◆ Data records ◆
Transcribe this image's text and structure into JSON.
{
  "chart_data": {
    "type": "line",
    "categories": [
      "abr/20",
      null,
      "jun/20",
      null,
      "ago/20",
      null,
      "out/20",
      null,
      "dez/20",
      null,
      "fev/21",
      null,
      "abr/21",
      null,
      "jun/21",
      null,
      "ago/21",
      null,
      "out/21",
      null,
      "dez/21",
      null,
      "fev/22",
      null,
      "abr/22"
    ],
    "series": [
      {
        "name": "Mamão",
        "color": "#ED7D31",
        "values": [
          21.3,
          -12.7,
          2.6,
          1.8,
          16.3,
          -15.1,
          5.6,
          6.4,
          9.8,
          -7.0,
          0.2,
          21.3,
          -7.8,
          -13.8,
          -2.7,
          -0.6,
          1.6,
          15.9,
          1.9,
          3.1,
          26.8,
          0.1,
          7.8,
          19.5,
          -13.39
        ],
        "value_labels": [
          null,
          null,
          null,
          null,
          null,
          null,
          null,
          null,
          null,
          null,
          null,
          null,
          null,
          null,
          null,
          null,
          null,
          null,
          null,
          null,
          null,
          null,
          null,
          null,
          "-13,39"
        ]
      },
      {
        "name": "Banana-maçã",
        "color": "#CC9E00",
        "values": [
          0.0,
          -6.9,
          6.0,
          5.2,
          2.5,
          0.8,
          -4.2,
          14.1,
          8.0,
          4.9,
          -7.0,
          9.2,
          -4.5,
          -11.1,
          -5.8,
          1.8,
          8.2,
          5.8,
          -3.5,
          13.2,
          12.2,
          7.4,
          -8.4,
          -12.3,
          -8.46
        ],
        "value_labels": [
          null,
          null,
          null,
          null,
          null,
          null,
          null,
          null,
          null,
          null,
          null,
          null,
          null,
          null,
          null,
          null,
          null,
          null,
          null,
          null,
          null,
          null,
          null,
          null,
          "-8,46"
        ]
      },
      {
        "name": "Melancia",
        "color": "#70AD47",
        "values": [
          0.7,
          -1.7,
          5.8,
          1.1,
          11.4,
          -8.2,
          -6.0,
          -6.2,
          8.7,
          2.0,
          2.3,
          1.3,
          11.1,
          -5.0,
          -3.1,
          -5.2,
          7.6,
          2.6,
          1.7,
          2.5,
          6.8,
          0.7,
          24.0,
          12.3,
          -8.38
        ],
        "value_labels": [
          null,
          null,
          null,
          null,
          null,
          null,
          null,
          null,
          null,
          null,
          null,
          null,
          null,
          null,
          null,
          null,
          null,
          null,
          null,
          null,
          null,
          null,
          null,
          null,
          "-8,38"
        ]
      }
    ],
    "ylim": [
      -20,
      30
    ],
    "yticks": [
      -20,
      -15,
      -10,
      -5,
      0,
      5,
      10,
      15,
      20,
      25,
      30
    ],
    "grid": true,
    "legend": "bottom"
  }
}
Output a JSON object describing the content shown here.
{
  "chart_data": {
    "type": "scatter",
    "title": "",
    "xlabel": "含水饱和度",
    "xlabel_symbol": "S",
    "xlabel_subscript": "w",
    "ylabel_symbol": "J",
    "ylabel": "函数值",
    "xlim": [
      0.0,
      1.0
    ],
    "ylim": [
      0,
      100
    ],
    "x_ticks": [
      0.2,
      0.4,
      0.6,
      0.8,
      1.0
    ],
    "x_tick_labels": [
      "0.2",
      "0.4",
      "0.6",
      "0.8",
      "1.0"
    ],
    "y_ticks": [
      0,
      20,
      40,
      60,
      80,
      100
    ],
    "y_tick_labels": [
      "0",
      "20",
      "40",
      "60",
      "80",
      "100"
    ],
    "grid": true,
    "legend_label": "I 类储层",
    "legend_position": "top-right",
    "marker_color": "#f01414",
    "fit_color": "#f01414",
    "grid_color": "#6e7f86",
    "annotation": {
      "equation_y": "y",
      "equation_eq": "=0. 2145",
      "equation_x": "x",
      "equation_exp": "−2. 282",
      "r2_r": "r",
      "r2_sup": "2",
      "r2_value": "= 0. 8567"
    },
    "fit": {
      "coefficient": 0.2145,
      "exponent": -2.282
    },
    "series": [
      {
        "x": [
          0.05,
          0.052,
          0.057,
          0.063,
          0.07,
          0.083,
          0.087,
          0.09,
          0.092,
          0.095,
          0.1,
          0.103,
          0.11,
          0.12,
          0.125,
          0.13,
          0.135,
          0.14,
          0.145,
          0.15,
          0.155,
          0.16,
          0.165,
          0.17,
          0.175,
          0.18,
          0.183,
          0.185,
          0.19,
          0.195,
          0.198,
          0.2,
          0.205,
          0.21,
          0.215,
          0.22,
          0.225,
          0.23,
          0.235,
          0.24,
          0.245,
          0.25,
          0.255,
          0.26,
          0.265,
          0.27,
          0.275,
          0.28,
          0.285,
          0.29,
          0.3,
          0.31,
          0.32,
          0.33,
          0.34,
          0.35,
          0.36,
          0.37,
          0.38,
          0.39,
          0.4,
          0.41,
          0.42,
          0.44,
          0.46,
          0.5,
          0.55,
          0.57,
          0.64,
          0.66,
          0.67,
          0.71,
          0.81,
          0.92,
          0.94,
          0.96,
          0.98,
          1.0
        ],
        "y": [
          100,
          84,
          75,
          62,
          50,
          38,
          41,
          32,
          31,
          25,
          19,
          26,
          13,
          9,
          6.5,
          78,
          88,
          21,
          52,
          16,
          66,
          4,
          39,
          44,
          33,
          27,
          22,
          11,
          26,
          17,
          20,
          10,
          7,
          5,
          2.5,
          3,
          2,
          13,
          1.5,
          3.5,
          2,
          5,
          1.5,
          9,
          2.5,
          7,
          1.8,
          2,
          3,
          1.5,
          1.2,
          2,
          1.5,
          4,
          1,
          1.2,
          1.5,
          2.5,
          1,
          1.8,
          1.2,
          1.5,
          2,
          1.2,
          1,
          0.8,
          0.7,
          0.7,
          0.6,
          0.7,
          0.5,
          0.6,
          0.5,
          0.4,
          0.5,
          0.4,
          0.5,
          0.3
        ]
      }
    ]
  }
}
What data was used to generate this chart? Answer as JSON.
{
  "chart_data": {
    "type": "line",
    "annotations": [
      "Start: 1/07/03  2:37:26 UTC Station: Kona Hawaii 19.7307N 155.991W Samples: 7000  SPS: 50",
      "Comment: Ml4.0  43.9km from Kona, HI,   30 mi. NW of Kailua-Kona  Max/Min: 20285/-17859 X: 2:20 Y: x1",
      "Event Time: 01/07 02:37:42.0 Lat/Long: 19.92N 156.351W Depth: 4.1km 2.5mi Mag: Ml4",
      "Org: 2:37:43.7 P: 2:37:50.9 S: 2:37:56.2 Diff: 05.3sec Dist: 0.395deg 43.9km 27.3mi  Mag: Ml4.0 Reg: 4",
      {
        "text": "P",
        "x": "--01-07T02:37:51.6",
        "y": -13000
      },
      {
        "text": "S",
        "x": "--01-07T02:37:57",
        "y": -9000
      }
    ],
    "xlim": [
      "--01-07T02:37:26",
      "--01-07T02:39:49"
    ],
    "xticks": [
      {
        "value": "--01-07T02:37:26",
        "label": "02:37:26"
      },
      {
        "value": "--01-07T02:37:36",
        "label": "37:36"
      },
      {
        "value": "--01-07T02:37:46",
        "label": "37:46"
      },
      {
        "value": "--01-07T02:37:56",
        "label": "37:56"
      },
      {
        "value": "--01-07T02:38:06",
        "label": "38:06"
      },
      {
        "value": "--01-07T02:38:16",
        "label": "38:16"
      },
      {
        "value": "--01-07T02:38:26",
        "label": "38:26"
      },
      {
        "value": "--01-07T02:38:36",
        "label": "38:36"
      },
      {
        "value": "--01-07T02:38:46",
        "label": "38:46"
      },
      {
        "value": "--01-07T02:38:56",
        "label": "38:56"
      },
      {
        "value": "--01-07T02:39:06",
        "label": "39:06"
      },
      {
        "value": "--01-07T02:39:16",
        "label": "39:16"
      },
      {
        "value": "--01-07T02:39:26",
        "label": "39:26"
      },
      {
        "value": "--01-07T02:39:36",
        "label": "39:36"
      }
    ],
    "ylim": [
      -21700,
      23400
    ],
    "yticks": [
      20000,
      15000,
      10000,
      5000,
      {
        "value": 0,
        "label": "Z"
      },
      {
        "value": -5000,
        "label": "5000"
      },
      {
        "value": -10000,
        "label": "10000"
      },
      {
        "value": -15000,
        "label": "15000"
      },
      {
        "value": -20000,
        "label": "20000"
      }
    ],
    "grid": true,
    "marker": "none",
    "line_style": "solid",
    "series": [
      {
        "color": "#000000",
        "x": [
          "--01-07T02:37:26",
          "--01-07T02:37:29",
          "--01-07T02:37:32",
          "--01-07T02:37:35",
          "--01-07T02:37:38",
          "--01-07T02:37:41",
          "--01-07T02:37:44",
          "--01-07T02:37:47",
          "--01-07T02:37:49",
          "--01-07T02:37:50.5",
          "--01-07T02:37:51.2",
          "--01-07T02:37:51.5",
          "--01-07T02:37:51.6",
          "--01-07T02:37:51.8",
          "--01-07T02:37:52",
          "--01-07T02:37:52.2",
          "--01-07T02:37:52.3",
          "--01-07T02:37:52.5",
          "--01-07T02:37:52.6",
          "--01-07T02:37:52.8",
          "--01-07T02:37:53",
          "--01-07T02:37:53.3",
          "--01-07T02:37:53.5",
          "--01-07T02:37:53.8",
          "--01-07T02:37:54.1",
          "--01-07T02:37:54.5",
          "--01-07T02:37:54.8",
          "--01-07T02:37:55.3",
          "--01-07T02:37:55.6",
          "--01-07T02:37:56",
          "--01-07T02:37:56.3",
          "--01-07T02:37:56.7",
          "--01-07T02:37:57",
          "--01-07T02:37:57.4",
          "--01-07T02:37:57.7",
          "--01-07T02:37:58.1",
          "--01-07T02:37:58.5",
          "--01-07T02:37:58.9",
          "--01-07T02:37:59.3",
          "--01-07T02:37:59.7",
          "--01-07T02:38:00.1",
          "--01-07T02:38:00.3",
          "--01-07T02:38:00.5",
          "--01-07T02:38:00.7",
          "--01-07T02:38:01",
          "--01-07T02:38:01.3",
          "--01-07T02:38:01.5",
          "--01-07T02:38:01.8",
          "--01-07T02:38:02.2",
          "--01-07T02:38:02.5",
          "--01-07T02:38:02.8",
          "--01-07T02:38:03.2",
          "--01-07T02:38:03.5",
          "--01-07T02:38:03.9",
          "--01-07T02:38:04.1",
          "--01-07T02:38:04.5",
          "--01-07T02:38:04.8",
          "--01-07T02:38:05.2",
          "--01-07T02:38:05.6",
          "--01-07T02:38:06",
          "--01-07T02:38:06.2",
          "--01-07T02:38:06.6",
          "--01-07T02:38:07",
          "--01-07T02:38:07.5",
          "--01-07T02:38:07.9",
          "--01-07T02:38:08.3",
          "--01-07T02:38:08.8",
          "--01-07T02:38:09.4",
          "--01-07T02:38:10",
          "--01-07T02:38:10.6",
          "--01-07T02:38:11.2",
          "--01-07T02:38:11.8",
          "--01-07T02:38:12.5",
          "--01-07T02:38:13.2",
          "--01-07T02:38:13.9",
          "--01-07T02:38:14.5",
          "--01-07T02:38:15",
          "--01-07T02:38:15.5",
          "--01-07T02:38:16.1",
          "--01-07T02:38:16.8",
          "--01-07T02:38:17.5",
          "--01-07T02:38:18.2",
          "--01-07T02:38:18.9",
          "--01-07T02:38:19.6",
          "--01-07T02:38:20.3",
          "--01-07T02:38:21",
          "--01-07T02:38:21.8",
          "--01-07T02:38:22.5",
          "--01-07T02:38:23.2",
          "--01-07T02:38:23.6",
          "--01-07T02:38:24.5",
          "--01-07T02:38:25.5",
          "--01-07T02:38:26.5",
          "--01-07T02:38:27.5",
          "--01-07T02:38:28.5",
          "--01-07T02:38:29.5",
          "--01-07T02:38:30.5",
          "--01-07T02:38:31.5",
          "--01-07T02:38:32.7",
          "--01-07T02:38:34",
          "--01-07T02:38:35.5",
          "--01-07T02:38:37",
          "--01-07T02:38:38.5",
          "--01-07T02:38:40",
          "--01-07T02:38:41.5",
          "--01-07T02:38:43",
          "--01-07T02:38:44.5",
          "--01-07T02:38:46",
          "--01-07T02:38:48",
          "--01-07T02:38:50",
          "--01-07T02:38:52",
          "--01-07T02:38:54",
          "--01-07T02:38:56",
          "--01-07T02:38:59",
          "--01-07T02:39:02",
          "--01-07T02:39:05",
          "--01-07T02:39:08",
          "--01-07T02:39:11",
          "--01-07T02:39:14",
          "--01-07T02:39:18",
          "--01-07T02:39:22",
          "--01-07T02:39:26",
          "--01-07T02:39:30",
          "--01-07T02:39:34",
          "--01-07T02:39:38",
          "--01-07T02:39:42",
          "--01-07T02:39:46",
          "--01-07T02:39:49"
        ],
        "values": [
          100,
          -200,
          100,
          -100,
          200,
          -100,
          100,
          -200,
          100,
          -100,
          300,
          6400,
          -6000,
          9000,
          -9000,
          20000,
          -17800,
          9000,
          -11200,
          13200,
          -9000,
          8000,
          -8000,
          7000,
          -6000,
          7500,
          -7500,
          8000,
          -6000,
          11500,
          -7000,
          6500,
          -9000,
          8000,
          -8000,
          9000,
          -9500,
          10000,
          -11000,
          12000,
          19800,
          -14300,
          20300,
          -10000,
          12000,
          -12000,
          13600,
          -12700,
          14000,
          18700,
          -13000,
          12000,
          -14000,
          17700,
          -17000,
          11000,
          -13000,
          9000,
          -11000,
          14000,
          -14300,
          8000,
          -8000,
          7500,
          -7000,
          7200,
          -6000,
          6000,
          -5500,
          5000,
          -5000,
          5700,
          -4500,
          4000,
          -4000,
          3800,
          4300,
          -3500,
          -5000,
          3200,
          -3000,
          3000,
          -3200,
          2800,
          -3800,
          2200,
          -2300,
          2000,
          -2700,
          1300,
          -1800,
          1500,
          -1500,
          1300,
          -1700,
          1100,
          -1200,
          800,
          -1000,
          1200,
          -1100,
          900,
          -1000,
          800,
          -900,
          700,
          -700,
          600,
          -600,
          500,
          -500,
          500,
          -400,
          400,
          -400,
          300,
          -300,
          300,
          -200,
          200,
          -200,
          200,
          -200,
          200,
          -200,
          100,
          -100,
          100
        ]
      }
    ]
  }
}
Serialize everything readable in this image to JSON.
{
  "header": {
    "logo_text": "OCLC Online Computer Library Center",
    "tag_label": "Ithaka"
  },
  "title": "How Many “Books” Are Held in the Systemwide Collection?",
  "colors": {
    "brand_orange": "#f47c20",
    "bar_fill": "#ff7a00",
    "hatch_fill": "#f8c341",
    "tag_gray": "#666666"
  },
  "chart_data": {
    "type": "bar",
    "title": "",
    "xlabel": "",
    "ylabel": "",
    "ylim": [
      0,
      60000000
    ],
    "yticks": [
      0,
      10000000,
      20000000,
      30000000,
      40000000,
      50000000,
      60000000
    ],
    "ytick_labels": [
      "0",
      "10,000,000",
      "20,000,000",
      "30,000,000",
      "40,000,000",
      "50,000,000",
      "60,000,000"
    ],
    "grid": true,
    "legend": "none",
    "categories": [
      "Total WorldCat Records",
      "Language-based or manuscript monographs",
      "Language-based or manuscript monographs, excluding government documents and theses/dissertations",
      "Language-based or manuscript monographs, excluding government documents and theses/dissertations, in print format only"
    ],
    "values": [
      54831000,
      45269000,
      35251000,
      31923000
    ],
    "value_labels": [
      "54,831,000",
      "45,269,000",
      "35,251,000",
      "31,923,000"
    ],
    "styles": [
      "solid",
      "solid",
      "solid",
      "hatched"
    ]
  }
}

◆ Goal of the exercise ◆
Report the number of lines in the entries above that include the string "government". Give nothing but the number.

◆ Written answer ◆
2